== Material shown ==

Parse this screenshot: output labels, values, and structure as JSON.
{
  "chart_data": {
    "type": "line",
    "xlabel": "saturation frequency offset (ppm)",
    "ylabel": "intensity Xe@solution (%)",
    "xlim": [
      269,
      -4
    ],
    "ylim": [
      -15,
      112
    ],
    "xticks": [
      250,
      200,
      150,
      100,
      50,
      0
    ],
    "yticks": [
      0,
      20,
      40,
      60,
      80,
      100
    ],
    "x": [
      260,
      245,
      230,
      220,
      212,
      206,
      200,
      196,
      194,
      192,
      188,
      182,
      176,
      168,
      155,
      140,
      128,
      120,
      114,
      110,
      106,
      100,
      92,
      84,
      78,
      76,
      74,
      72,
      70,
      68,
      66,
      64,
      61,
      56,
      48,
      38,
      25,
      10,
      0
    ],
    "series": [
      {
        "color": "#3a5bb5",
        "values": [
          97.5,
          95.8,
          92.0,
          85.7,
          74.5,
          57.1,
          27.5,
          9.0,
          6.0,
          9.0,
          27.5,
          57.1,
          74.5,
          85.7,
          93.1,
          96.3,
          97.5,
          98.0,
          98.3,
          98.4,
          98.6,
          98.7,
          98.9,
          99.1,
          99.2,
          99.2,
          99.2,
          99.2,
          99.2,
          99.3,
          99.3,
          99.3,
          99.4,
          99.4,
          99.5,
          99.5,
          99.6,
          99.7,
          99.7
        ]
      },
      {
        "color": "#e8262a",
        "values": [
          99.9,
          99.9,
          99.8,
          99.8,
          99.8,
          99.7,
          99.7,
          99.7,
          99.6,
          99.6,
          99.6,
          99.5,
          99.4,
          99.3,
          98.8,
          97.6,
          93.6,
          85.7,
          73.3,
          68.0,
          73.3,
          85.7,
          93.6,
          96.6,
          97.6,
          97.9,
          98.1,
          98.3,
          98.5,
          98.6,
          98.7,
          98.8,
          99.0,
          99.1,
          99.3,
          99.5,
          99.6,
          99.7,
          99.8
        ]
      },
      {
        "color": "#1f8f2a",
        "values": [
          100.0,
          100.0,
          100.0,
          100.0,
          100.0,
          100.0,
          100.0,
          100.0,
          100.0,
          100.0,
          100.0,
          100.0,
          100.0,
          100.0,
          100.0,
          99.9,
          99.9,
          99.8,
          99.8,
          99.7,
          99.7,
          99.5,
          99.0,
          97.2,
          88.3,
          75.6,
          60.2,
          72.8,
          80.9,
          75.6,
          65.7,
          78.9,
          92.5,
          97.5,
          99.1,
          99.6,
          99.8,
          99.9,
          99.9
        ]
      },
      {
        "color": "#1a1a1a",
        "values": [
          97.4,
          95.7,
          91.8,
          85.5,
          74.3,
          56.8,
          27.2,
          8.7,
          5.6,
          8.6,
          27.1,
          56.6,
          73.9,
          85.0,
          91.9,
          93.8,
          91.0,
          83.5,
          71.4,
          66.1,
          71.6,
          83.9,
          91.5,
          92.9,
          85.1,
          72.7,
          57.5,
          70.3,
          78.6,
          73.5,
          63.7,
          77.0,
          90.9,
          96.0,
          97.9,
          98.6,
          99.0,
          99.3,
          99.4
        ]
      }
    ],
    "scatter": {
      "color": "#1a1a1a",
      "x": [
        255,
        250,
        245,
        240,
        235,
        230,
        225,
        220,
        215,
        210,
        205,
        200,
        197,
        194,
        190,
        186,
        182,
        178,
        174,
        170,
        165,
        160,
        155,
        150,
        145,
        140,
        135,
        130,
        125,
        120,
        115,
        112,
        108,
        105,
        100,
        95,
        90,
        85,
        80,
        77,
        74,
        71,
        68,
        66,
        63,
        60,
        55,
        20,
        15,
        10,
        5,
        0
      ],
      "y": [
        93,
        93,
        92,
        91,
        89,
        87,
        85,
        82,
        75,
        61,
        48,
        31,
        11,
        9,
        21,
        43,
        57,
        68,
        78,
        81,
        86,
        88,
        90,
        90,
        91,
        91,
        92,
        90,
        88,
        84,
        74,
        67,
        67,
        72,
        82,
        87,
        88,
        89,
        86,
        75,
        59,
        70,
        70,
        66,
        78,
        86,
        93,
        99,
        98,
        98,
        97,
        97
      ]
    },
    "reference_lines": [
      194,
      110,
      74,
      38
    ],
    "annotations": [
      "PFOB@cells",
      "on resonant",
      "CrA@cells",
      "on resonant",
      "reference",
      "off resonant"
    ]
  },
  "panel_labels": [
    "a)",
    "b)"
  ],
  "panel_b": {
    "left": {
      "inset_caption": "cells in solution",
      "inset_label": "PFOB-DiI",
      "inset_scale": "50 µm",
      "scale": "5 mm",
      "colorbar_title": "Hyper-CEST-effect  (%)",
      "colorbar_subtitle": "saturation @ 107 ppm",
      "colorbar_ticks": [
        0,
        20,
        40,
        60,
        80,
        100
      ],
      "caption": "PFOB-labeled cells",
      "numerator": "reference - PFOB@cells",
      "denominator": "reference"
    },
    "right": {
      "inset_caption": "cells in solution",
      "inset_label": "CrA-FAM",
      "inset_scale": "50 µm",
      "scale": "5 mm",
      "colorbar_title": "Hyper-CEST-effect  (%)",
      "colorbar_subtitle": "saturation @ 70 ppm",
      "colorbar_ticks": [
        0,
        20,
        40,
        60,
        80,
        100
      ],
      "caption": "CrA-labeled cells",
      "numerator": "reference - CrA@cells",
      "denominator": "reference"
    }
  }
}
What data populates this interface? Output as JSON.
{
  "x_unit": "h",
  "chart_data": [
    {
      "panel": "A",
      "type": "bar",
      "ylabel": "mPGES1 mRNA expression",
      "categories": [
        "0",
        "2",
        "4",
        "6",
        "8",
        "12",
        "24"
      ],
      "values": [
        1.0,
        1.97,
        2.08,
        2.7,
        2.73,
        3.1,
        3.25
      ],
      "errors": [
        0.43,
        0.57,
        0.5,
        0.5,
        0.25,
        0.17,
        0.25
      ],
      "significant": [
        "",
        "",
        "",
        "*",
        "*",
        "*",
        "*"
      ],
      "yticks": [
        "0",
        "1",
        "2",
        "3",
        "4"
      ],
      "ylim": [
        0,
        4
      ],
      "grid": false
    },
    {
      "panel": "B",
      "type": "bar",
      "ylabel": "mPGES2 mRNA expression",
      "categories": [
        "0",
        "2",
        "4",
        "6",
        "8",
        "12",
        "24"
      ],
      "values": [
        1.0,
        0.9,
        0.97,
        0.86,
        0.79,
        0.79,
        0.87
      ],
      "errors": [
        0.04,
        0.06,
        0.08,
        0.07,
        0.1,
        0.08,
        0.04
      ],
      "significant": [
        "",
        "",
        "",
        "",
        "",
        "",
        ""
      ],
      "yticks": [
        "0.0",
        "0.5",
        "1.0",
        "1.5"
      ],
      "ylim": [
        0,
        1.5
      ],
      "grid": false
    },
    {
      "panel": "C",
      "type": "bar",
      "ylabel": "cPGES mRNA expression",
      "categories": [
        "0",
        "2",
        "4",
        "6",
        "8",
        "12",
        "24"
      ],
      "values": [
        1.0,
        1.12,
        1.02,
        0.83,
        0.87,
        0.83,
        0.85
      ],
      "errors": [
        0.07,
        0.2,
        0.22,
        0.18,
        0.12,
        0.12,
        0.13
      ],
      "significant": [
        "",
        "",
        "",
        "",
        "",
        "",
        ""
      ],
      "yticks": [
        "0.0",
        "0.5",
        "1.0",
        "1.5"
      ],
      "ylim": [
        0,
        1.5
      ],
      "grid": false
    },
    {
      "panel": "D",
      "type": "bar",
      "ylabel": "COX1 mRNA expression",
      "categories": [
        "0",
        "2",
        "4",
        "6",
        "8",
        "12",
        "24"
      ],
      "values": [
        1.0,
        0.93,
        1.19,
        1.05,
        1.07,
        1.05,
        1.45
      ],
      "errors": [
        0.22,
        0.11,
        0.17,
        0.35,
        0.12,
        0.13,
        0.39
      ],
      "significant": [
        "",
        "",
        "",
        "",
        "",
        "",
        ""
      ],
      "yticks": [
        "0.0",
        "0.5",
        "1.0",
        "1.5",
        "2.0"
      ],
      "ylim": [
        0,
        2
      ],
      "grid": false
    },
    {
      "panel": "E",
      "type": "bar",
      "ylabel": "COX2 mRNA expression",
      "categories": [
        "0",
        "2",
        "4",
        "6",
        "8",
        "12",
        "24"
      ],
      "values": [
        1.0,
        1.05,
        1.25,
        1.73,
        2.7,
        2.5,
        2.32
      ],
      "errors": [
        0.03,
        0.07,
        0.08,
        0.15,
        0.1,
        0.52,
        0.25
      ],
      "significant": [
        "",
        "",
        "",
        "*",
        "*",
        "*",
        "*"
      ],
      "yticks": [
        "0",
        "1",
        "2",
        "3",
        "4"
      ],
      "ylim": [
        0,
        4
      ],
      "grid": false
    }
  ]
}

===

> **Exercise details**
For each line above that contains the word "cells", make a copy.

> **Worked solution**
      "PFOB@cells",
      "CrA@cells",
      "inset_caption": "cells in solution",
      "caption": "PFOB-labeled cells",
      "numerator": "reference - PFOB@cells",
      "inset_caption": "cells in solution",
      "caption": "CrA-labeled cells",
      "numerator": "reference - CrA@cells",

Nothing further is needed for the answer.